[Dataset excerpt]
++++++

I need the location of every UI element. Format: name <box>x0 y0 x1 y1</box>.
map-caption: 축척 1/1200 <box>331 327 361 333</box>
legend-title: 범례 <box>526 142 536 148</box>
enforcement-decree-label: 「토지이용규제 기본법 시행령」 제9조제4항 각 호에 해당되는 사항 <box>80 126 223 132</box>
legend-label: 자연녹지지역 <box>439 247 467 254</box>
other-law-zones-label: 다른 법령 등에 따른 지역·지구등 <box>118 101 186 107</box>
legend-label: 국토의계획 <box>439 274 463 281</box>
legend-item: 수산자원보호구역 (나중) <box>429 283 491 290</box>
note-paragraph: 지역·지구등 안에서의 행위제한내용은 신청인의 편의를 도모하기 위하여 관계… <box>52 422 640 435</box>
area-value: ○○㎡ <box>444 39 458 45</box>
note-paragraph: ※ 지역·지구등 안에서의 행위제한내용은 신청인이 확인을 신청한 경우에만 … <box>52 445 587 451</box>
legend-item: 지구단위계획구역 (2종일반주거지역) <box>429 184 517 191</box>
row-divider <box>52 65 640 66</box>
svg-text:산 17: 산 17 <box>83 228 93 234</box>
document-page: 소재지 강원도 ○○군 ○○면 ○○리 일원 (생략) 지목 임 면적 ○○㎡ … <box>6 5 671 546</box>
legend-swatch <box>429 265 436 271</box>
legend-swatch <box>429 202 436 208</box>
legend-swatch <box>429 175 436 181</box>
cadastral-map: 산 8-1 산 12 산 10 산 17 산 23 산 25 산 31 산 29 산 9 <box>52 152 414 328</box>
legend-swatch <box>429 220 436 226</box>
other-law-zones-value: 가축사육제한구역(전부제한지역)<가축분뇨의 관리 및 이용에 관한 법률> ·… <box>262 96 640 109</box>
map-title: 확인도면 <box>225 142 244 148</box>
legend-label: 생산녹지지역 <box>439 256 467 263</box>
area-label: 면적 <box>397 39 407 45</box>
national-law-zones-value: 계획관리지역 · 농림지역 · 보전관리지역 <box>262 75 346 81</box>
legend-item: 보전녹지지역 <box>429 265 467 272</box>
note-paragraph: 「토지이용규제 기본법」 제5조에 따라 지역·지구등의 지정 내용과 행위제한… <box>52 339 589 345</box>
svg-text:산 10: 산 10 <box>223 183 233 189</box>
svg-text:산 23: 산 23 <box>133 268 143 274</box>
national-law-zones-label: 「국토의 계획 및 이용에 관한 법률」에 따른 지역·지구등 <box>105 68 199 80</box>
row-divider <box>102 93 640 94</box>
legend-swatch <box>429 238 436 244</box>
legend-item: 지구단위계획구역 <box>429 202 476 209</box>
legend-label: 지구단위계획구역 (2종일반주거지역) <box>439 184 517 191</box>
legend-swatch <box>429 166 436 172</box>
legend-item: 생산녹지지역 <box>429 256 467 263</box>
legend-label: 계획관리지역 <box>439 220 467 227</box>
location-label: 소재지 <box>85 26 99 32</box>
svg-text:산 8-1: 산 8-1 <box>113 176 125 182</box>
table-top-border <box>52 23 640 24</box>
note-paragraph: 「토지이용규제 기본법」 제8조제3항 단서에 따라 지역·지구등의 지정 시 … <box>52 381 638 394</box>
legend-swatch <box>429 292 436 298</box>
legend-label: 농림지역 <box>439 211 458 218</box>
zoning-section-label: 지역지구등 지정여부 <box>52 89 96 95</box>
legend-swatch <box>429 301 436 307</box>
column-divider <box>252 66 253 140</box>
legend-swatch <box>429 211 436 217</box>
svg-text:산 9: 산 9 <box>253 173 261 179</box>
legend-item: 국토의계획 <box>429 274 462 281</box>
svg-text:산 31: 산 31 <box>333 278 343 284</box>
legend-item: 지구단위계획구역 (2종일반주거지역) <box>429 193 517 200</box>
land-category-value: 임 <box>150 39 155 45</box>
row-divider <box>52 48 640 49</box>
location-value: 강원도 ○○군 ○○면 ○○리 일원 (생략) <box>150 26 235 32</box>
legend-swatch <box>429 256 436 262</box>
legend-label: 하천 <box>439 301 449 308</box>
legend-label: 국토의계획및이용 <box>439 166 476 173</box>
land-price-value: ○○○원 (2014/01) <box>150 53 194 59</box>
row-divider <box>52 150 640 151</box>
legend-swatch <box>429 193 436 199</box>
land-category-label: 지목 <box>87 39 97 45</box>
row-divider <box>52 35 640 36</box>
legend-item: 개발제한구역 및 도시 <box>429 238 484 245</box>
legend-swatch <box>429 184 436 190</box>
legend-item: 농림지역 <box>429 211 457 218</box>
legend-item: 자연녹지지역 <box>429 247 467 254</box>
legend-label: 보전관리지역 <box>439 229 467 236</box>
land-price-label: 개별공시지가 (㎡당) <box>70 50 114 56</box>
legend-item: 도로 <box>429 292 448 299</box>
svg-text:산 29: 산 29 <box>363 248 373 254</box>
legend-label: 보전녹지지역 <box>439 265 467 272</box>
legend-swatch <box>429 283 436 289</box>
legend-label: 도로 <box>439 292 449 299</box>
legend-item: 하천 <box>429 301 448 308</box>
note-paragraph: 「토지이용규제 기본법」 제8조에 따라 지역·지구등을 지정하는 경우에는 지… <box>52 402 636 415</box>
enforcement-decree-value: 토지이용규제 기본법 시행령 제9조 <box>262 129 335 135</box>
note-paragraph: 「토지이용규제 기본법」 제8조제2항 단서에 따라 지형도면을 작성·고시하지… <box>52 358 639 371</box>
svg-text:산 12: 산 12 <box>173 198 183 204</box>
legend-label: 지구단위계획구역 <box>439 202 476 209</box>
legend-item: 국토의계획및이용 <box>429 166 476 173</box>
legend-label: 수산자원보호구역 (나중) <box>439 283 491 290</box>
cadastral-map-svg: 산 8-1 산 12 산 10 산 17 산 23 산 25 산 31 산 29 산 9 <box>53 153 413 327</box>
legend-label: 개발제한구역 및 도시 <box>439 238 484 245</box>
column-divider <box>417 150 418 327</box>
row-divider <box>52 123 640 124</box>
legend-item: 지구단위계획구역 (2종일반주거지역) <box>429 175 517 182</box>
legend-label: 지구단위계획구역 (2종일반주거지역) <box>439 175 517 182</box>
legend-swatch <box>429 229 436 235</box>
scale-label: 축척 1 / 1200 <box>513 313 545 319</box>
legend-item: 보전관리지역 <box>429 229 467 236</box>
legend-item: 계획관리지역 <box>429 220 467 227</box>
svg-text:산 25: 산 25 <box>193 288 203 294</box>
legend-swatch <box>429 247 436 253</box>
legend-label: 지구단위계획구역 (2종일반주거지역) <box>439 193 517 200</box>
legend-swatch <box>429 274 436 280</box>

++++++

Copy every one of the lines above with no changes at all.

▶ [EXERCISE SOLUTION]
I need the location of every UI element. Format: name <box>x0 y0 x1 y1</box>.
map-caption: 축척 1/1200 <box>331 327 361 333</box>
legend-title: 범례 <box>526 142 536 148</box>
enforcement-decree-label: 「토지이용규제 기본법 시행령」 제9조제4항 각 호에 해당되는 사항 <box>80 126 223 132</box>
legend-label: 자연녹지지역 <box>439 247 467 254</box>
other-law-zones-label: 다른 법령 등에 따른 지역·지구등 <box>118 101 186 107</box>
legend-label: 국토의계획 <box>439 274 463 281</box>
legend-item: 수산자원보호구역 (나중) <box>429 283 491 290</box>
note-paragraph: 지역·지구등 안에서의 행위제한내용은 신청인의 편의를 도모하기 위하여 관계… <box>52 422 640 435</box>
area-value: ○○㎡ <box>444 39 458 45</box>
note-paragraph: ※ 지역·지구등 안에서의 행위제한내용은 신청인이 확인을 신청한 경우에만 … <box>52 445 587 451</box>
legend-item: 지구단위계획구역 (2종일반주거지역) <box>429 184 517 191</box>
row-divider <box>52 65 640 66</box>
svg-text:산 17: 산 17 <box>83 228 93 234</box>
document-page: 소재지 강원도 ○○군 ○○면 ○○리 일원 (생략) 지목 임 면적 ○○㎡ … <box>6 5 671 546</box>
legend-swatch <box>429 265 436 271</box>
legend-swatch <box>429 202 436 208</box>
legend-swatch <box>429 175 436 181</box>
cadastral-map: 산 8-1 산 12 산 10 산 17 산 23 산 25 산 31 산 29 산 9 <box>52 152 414 328</box>
legend-swatch <box>429 220 436 226</box>
other-law-zones-value: 가축사육제한구역(전부제한지역)<가축분뇨의 관리 및 이용에 관한 법률> ·… <box>262 96 640 109</box>
map-title: 확인도면 <box>225 142 244 148</box>
legend-label: 생산녹지지역 <box>439 256 467 263</box>
area-label: 면적 <box>397 39 407 45</box>
national-law-zones-value: 계획관리지역 · 농림지역 · 보전관리지역 <box>262 75 346 81</box>
legend-item: 보전녹지지역 <box>429 265 467 272</box>
note-paragraph: 「토지이용규제 기본법」 제5조에 따라 지역·지구등의 지정 내용과 행위제한… <box>52 339 589 345</box>
svg-text:산 10: 산 10 <box>223 183 233 189</box>
svg-text:산 23: 산 23 <box>133 268 143 274</box>
national-law-zones-label: 「국토의 계획 및 이용에 관한 법률」에 따른 지역·지구등 <box>105 68 199 80</box>
row-divider <box>102 93 640 94</box>
legend-swatch <box>429 238 436 244</box>
legend-item: 지구단위계획구역 <box>429 202 476 209</box>
legend-label: 지구단위계획구역 (2종일반주거지역) <box>439 184 517 191</box>
legend-swatch <box>429 166 436 172</box>
legend-item: 생산녹지지역 <box>429 256 467 263</box>
legend-label: 계획관리지역 <box>439 220 467 227</box>
location-label: 소재지 <box>85 26 99 32</box>
svg-text:산 8-1: 산 8-1 <box>113 176 125 182</box>
table-top-border <box>52 23 640 24</box>
note-paragraph: 「토지이용규제 기본법」 제8조제3항 단서에 따라 지역·지구등의 지정 시 … <box>52 381 638 394</box>
legend-swatch <box>429 292 436 298</box>
legend-label: 농림지역 <box>439 211 458 218</box>
zoning-section-label: 지역지구등 지정여부 <box>52 89 96 95</box>
legend-swatch <box>429 301 436 307</box>
column-divider <box>252 66 253 140</box>
legend-swatch <box>429 211 436 217</box>
svg-text:산 9: 산 9 <box>253 173 261 179</box>
legend-item: 국토의계획 <box>429 274 462 281</box>
svg-text:산 31: 산 31 <box>333 278 343 284</box>
legend-item: 지구단위계획구역 (2종일반주거지역) <box>429 193 517 200</box>
land-category-value: 임 <box>150 39 155 45</box>
row-divider <box>52 48 640 49</box>
location-value: 강원도 ○○군 ○○면 ○○리 일원 (생략) <box>150 26 235 32</box>
legend-swatch <box>429 256 436 262</box>
legend-label: 하천 <box>439 301 449 308</box>
legend-label: 국토의계획및이용 <box>439 166 476 173</box>
land-price-value: ○○○원 (2014/01) <box>150 53 194 59</box>
row-divider <box>52 150 640 151</box>
legend-swatch <box>429 193 436 199</box>
land-category-label: 지목 <box>87 39 97 45</box>
row-divider <box>52 35 640 36</box>
legend-item: 개발제한구역 및 도시 <box>429 238 484 245</box>
legend-swatch <box>429 184 436 190</box>
legend-item: 농림지역 <box>429 211 457 218</box>
legend-item: 자연녹지지역 <box>429 247 467 254</box>
legend-label: 보전관리지역 <box>439 229 467 236</box>
land-price-label: 개별공시지가 (㎡당) <box>70 50 114 56</box>
legend-item: 도로 <box>429 292 448 299</box>
svg-text:산 29: 산 29 <box>363 248 373 254</box>
legend-label: 보전녹지지역 <box>439 265 467 272</box>
legend-swatch <box>429 283 436 289</box>
legend-label: 도로 <box>439 292 449 299</box>
legend-item: 하천 <box>429 301 448 308</box>
note-paragraph: 「토지이용규제 기본법」 제8조에 따라 지역·지구등을 지정하는 경우에는 지… <box>52 402 636 415</box>
enforcement-decree-value: 토지이용규제 기본법 시행령 제9조 <box>262 129 335 135</box>
note-paragraph: 「토지이용규제 기본법」 제8조제2항 단서에 따라 지형도면을 작성·고시하지… <box>52 358 639 371</box>
svg-text:산 12: 산 12 <box>173 198 183 204</box>
legend-label: 지구단위계획구역 <box>439 202 476 209</box>
legend-item: 국토의계획및이용 <box>429 166 476 173</box>
legend-label: 수산자원보호구역 (나중) <box>439 283 491 290</box>
cadastral-map-svg: 산 8-1 산 12 산 10 산 17 산 23 산 25 산 31 산 29 산 9 <box>53 153 413 327</box>
legend-label: 개발제한구역 및 도시 <box>439 238 484 245</box>
column-divider <box>417 150 418 327</box>
row-divider <box>52 123 640 124</box>
legend-item: 지구단위계획구역 (2종일반주거지역) <box>429 175 517 182</box>
legend-label: 지구단위계획구역 (2종일반주거지역) <box>439 175 517 182</box>
legend-swatch <box>429 229 436 235</box>
scale-label: 축척 1 / 1200 <box>513 313 545 319</box>
legend-item: 보전관리지역 <box>429 229 467 236</box>
legend-item: 계획관리지역 <box>429 220 467 227</box>
svg-text:산 25: 산 25 <box>193 288 203 294</box>
legend-swatch <box>429 247 436 253</box>
legend-label: 지구단위계획구역 (2종일반주거지역) <box>439 193 517 200</box>
legend-swatch <box>429 274 436 280</box>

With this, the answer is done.